(Records from a collection)
————

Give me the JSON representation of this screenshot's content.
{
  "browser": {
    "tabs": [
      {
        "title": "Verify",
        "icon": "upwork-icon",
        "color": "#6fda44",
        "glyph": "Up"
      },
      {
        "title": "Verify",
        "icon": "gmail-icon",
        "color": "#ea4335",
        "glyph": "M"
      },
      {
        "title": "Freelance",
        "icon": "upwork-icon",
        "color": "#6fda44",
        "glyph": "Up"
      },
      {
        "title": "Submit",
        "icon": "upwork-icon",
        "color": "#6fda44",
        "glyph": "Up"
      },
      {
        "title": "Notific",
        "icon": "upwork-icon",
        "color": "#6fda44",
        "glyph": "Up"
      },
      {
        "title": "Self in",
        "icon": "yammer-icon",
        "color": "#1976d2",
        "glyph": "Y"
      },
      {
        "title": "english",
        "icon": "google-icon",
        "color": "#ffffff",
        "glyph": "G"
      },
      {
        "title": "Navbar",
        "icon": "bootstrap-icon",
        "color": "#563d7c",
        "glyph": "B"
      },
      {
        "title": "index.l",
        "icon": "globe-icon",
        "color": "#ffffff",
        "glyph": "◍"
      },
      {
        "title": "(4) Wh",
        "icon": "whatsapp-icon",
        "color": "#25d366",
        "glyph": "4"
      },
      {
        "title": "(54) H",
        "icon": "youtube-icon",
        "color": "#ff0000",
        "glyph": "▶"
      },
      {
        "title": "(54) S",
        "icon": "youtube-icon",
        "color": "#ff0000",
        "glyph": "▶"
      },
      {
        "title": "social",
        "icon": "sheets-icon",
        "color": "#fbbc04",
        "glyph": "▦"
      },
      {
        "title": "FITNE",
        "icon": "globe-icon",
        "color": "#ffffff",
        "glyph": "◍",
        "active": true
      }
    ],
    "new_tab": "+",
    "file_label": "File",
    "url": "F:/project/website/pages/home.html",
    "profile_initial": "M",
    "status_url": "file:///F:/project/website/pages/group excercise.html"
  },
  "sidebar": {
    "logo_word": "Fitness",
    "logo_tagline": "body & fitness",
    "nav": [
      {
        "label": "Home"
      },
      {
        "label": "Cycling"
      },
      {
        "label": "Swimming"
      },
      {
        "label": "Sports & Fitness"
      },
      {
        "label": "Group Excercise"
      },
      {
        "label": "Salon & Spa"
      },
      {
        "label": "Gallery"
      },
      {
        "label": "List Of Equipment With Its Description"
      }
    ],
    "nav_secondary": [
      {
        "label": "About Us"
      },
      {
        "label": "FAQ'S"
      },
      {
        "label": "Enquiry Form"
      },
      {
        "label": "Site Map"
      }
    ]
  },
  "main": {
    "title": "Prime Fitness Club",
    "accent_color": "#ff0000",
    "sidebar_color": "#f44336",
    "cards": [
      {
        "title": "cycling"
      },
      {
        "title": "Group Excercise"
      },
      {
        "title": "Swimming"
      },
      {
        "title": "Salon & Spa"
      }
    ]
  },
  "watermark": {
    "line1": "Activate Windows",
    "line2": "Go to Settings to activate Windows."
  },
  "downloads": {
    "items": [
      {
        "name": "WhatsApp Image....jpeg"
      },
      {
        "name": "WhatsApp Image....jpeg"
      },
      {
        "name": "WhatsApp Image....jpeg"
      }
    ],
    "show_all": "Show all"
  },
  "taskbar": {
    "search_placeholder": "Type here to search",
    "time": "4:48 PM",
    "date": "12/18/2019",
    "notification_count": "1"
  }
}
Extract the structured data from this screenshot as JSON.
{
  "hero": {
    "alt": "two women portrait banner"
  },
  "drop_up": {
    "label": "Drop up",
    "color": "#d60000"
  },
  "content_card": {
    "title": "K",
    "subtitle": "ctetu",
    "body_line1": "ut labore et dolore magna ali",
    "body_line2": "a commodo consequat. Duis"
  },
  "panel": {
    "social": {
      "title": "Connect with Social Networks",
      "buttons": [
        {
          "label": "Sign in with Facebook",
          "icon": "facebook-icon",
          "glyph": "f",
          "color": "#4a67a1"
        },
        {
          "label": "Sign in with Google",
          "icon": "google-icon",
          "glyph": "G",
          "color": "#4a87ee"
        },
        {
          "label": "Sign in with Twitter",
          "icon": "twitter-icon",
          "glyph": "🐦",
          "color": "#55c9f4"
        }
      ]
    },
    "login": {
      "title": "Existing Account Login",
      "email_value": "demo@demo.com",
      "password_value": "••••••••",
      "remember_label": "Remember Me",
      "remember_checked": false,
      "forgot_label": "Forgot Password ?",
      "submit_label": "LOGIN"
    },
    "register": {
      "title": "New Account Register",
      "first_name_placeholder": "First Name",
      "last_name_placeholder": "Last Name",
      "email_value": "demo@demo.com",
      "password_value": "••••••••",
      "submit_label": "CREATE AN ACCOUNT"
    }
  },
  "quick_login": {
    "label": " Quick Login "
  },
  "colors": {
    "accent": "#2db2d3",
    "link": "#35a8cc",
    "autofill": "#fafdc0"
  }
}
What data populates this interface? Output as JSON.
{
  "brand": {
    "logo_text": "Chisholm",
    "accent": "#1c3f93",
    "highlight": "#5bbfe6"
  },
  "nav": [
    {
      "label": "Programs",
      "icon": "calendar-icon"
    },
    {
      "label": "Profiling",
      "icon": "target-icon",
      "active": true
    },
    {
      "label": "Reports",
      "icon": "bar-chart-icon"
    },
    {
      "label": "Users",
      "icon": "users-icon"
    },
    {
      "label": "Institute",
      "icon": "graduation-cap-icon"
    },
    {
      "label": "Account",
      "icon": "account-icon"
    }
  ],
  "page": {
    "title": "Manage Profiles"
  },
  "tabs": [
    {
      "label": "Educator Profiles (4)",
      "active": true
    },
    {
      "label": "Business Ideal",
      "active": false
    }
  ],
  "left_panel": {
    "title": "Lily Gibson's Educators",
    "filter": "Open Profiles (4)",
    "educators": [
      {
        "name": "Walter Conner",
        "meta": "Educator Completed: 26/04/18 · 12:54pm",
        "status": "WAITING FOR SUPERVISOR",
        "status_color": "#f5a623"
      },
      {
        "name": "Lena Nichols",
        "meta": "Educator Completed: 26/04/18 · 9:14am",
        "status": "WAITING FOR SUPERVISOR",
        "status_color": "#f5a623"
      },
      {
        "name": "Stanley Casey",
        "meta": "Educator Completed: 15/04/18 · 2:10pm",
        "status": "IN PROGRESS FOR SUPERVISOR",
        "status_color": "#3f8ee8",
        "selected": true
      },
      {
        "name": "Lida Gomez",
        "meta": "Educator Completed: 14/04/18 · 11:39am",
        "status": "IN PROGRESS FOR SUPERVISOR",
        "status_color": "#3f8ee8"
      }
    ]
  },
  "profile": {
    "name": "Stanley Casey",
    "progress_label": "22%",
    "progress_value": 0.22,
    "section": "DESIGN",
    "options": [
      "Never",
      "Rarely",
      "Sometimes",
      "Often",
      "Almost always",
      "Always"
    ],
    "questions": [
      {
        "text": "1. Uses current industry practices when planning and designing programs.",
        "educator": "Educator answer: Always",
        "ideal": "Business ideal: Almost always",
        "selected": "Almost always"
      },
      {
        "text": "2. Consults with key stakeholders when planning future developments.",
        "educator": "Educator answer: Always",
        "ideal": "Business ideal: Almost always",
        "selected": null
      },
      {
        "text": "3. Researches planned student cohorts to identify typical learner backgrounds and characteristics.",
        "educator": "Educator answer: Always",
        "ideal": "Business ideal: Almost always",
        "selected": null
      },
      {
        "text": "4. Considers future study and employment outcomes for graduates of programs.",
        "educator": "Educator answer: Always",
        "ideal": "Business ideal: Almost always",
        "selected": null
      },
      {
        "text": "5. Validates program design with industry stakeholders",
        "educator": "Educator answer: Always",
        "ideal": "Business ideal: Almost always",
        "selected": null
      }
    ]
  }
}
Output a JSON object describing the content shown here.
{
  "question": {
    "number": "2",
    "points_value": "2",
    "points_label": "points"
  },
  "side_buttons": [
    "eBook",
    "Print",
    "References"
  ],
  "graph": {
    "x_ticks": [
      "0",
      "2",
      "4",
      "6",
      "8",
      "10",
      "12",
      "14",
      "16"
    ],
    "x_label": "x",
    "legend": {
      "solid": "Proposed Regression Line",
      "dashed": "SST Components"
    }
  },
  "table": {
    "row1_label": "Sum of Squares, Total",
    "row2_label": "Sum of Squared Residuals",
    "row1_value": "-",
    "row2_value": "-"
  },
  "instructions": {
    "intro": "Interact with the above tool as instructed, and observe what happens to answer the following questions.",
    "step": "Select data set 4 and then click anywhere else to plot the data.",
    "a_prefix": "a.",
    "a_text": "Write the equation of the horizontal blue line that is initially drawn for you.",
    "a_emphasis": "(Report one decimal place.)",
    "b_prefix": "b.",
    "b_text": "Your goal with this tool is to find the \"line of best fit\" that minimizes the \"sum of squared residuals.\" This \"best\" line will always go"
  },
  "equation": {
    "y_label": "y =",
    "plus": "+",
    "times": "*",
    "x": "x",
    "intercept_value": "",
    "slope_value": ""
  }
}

————

### Directions for this task
Extract every line from the records above that contains the word "tool".

### Result below
    "intro": "Interact with the above tool as instructed, and observe what happens to answer the following questions.",
    "b_text": "Your goal with this tool is to find the \"line of best fit\" that minimizes the \"sum of squared residuals.\" This \"best\" line will always go"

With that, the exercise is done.